Your instructions: Every line of the material below should be repeated exactly.

Raw data:
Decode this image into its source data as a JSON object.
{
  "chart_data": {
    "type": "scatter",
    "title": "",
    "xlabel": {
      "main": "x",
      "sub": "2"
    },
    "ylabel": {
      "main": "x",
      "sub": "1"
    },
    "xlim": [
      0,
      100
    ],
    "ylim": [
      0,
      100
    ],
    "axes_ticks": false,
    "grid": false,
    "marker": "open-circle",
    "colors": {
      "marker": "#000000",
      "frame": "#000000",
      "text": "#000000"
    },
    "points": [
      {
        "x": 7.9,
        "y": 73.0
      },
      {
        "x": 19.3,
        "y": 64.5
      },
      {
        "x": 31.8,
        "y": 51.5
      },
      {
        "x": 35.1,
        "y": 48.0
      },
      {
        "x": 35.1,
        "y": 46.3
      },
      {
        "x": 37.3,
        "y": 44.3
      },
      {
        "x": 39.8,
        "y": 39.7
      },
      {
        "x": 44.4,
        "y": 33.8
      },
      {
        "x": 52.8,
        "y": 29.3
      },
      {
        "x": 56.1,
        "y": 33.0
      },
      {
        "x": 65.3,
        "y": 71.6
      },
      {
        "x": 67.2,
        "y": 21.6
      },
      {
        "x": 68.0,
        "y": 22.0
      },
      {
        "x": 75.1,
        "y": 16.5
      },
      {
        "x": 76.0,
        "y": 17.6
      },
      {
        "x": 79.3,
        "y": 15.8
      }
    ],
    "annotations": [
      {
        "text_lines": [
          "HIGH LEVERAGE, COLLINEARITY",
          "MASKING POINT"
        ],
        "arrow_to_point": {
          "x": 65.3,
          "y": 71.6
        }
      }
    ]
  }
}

Result of the task:
Decode this image into its source data as a JSON object.
{
  "chart_data": {
    "type": "scatter",
    "title": "",
    "xlabel": {
      "main": "x",
      "sub": "2"
    },
    "ylabel": {
      "main": "x",
      "sub": "1"
    },
    "xlim": [
      0,
      100
    ],
    "ylim": [
      0,
      100
    ],
    "axes_ticks": false,
    "grid": false,
    "marker": "open-circle",
    "colors": {
      "marker": "#000000",
      "frame": "#000000",
      "text": "#000000"
    },
    "points": [
      {
        "x": 7.9,
        "y": 73.0
      },
      {
        "x": 19.3,
        "y": 64.5
      },
      {
        "x": 31.8,
        "y": 51.5
      },
      {
        "x": 35.1,
        "y": 48.0
      },
      {
        "x": 35.1,
        "y": 46.3
      },
      {
        "x": 37.3,
        "y": 44.3
      },
      {
        "x": 39.8,
        "y": 39.7
      },
      {
        "x": 44.4,
        "y": 33.8
      },
      {
        "x": 52.8,
        "y": 29.3
      },
      {
        "x": 56.1,
        "y": 33.0
      },
      {
        "x": 65.3,
        "y": 71.6
      },
      {
        "x": 67.2,
        "y": 21.6
      },
      {
        "x": 68.0,
        "y": 22.0
      },
      {
        "x": 75.1,
        "y": 16.5
      },
      {
        "x": 76.0,
        "y": 17.6
      },
      {
        "x": 79.3,
        "y": 15.8
      }
    ],
    "annotations": [
      {
        "text_lines": [
          "HIGH LEVERAGE, COLLINEARITY",
          "MASKING POINT"
        ],
        "arrow_to_point": {
          "x": 65.3,
          "y": 71.6
        }
      }
    ]
  }
}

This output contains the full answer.